# EXERCISE DESCRIPTION
Rewrite the lines below, replacing every "watermarks" with "overlay text" and leaving everything else unchanged.

** BEGIN RECORDS PROVIDED **

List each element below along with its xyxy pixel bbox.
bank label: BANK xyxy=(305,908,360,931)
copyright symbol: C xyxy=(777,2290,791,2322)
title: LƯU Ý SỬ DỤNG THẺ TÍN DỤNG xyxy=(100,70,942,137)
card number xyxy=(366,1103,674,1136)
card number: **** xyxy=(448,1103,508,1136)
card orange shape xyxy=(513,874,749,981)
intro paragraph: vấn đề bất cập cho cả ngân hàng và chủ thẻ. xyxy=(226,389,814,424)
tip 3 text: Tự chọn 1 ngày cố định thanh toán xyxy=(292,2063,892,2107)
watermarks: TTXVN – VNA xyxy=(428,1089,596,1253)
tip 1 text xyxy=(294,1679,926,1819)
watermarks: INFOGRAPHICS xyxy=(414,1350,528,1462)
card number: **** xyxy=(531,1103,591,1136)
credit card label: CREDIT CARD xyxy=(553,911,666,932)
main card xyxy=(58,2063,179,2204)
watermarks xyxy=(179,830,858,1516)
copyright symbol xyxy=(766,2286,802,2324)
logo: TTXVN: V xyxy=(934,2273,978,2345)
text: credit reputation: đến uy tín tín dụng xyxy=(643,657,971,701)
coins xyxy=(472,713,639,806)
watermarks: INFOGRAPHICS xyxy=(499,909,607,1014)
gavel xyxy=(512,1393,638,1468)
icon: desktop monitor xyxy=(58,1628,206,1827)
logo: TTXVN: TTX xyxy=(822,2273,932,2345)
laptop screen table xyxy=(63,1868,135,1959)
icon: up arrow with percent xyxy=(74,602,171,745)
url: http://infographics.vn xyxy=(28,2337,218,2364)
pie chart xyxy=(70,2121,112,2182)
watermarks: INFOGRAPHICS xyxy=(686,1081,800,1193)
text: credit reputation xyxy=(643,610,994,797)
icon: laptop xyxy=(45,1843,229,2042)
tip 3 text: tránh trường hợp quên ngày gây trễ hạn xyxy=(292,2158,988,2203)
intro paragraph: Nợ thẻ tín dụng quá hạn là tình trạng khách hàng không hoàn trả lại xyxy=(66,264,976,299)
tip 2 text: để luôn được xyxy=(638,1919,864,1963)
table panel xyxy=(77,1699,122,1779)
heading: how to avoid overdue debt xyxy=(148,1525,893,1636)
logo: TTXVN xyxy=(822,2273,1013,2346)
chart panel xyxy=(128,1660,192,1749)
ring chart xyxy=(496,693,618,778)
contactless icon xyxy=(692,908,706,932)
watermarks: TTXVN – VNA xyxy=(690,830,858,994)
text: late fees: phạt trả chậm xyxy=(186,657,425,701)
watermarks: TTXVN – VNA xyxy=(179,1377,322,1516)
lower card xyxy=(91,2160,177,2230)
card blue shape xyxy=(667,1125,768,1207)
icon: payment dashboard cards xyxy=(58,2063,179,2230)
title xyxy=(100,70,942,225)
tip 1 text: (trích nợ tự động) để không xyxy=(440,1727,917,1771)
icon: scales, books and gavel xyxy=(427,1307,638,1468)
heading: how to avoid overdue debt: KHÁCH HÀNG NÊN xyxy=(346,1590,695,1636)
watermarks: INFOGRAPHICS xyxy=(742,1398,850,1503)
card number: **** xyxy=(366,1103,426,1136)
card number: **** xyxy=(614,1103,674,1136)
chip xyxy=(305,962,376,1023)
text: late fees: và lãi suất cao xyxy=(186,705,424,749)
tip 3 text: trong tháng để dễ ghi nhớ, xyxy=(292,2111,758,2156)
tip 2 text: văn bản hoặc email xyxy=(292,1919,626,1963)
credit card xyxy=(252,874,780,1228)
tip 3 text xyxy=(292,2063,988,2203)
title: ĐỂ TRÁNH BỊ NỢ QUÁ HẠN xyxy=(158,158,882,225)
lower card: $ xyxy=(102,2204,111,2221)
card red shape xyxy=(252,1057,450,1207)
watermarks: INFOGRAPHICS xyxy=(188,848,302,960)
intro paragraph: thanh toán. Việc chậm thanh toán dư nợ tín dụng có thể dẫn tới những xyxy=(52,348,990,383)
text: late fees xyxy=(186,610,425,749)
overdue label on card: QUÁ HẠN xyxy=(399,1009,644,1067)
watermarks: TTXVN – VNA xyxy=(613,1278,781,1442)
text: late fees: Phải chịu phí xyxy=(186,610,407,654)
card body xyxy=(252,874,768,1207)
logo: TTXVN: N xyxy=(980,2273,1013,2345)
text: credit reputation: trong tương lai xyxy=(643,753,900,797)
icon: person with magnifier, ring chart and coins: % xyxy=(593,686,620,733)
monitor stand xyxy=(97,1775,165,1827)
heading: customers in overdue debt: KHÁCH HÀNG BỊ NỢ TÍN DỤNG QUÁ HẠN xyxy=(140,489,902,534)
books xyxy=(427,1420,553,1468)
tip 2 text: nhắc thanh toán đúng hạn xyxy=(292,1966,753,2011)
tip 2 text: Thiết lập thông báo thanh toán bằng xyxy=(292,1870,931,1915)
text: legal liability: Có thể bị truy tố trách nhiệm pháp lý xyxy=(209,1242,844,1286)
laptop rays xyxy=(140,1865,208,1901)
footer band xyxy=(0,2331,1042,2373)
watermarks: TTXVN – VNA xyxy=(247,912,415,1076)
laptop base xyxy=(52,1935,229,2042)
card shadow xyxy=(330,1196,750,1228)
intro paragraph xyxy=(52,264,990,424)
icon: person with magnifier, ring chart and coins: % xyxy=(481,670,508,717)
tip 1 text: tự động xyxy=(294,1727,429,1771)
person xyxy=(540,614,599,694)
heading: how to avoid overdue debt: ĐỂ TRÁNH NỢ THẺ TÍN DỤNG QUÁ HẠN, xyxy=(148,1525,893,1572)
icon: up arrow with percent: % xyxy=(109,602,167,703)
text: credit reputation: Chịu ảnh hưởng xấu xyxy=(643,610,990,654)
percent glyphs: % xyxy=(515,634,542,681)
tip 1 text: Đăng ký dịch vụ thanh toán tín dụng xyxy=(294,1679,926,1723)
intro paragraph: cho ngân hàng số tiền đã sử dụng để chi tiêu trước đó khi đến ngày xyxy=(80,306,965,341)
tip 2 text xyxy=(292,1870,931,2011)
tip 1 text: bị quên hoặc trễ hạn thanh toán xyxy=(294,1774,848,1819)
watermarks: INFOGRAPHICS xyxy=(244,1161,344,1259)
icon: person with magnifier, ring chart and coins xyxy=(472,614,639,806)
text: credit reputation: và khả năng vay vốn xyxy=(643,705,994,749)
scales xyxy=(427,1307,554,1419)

** END RECORDS PROVIDED **

# CORRECT RESULT
List each element below along with its xyxy pixel bbox.
bank label: BANK xyxy=(305,908,360,931)
copyright symbol: C xyxy=(777,2290,791,2322)
title: LƯU Ý SỬ DỤNG THẺ TÍN DỤNG xyxy=(100,70,942,137)
card number xyxy=(366,1103,674,1136)
card number: **** xyxy=(448,1103,508,1136)
card orange shape xyxy=(513,874,749,981)
intro paragraph: vấn đề bất cập cho cả ngân hàng và chủ thẻ. xyxy=(226,389,814,424)
tip 3 text: Tự chọn 1 ngày cố định thanh toán xyxy=(292,2063,892,2107)
overlay text: TTXVN – VNA xyxy=(428,1089,596,1253)
tip 1 text xyxy=(294,1679,926,1819)
overlay text: INFOGRAPHICS xyxy=(414,1350,528,1462)
card number: **** xyxy=(531,1103,591,1136)
credit card label: CREDIT CARD xyxy=(553,911,666,932)
main card xyxy=(58,2063,179,2204)
overlay text xyxy=(179,830,858,1516)
copyright symbol xyxy=(766,2286,802,2324)
logo: TTXVN: V xyxy=(934,2273,978,2345)
text: credit reputation: đến uy tín tín dụng xyxy=(643,657,971,701)
coins xyxy=(472,713,639,806)
overlay text: INFOGRAPHICS xyxy=(499,909,607,1014)
gavel xyxy=(512,1393,638,1468)
icon: desktop monitor xyxy=(58,1628,206,1827)
logo: TTXVN: TTX xyxy=(822,2273,932,2345)
laptop screen table xyxy=(63,1868,135,1959)
icon: up arrow with percent xyxy=(74,602,171,745)
url: http://infographics.vn xyxy=(28,2337,218,2364)
pie chart xyxy=(70,2121,112,2182)
overlay text: INFOGRAPHICS xyxy=(686,1081,800,1193)
text: credit reputation xyxy=(643,610,994,797)
icon: laptop xyxy=(45,1843,229,2042)
tip 3 text: tránh trường hợp quên ngày gây trễ hạn xyxy=(292,2158,988,2203)
intro paragraph: Nợ thẻ tín dụng quá hạn là tình trạng khách hàng không hoàn trả lại xyxy=(66,264,976,299)
tip 2 text: để luôn được xyxy=(638,1919,864,1963)
table panel xyxy=(77,1699,122,1779)
heading: how to avoid overdue debt xyxy=(148,1525,893,1636)
logo: TTXVN xyxy=(822,2273,1013,2346)
chart panel xyxy=(128,1660,192,1749)
ring chart xyxy=(496,693,618,778)
contactless icon xyxy=(692,908,706,932)
overlay text: TTXVN – VNA xyxy=(690,830,858,994)
text: late fees: phạt trả chậm xyxy=(186,657,425,701)
overlay text: TTXVN – VNA xyxy=(179,1377,322,1516)
lower card xyxy=(91,2160,177,2230)
card blue shape xyxy=(667,1125,768,1207)
icon: payment dashboard cards xyxy=(58,2063,179,2230)
title xyxy=(100,70,942,225)
tip 1 text: (trích nợ tự động) để không xyxy=(440,1727,917,1771)
icon: scales, books and gavel xyxy=(427,1307,638,1468)
heading: how to avoid overdue debt: KHÁCH HÀNG NÊN xyxy=(346,1590,695,1636)
overlay text: INFOGRAPHICS xyxy=(742,1398,850,1503)
card number: **** xyxy=(366,1103,426,1136)
card number: **** xyxy=(614,1103,674,1136)
chip xyxy=(305,962,376,1023)
text: late fees: và lãi suất cao xyxy=(186,705,424,749)
tip 3 text: trong tháng để dễ ghi nhớ, xyxy=(292,2111,758,2156)
tip 2 text: văn bản hoặc email xyxy=(292,1919,626,1963)
credit card xyxy=(252,874,780,1228)
tip 3 text xyxy=(292,2063,988,2203)
title: ĐỂ TRÁNH BỊ NỢ QUÁ HẠN xyxy=(158,158,882,225)
lower card: $ xyxy=(102,2204,111,2221)
card red shape xyxy=(252,1057,450,1207)
overlay text: INFOGRAPHICS xyxy=(188,848,302,960)
intro paragraph: thanh toán. Việc chậm thanh toán dư nợ tín dụng có thể dẫn tới những xyxy=(52,348,990,383)
text: late fees xyxy=(186,610,425,749)
overdue label on card: QUÁ HẠN xyxy=(399,1009,644,1067)
overlay text: TTXVN – VNA xyxy=(613,1278,781,1442)
text: late fees: Phải chịu phí xyxy=(186,610,407,654)
card body xyxy=(252,874,768,1207)
logo: TTXVN: N xyxy=(980,2273,1013,2345)
text: credit reputation: trong tương lai xyxy=(643,753,900,797)
icon: person with magnifier, ring chart and coins: % xyxy=(593,686,620,733)
monitor stand xyxy=(97,1775,165,1827)
heading: customers in overdue debt: KHÁCH HÀNG BỊ NỢ TÍN DỤNG QUÁ HẠN xyxy=(140,489,902,534)
books xyxy=(427,1420,553,1468)
tip 2 text: nhắc thanh toán đúng hạn xyxy=(292,1966,753,2011)
tip 2 text: Thiết lập thông báo thanh toán bằng xyxy=(292,1870,931,1915)
text: legal liability: Có thể bị truy tố trách nhiệm pháp lý xyxy=(209,1242,844,1286)
laptop rays xyxy=(140,1865,208,1901)
footer band xyxy=(0,2331,1042,2373)
overlay text: TTXVN – VNA xyxy=(247,912,415,1076)
laptop base xyxy=(52,1935,229,2042)
card shadow xyxy=(330,1196,750,1228)
intro paragraph xyxy=(52,264,990,424)
icon: person with magnifier, ring chart and coins: % xyxy=(481,670,508,717)
tip 1 text: tự động xyxy=(294,1727,429,1771)
person xyxy=(540,614,599,694)
heading: how to avoid overdue debt: ĐỂ TRÁNH NỢ THẺ TÍN DỤNG QUÁ HẠN, xyxy=(148,1525,893,1572)
icon: up arrow with percent: % xyxy=(109,602,167,703)
text: credit reputation: Chịu ảnh hưởng xấu xyxy=(643,610,990,654)
percent glyphs: % xyxy=(515,634,542,681)
tip 1 text: Đăng ký dịch vụ thanh toán tín dụng xyxy=(294,1679,926,1723)
intro paragraph: cho ngân hàng số tiền đã sử dụng để chi tiêu trước đó khi đến ngày xyxy=(80,306,965,341)
tip 2 text xyxy=(292,1870,931,2011)
tip 1 text: bị quên hoặc trễ hạn thanh toán xyxy=(294,1774,848,1819)
overlay text: INFOGRAPHICS xyxy=(244,1161,344,1259)
icon: person with magnifier, ring chart and coins xyxy=(472,614,639,806)
text: credit reputation: và khả năng vay vốn xyxy=(643,705,994,749)
scales xyxy=(427,1307,554,1419)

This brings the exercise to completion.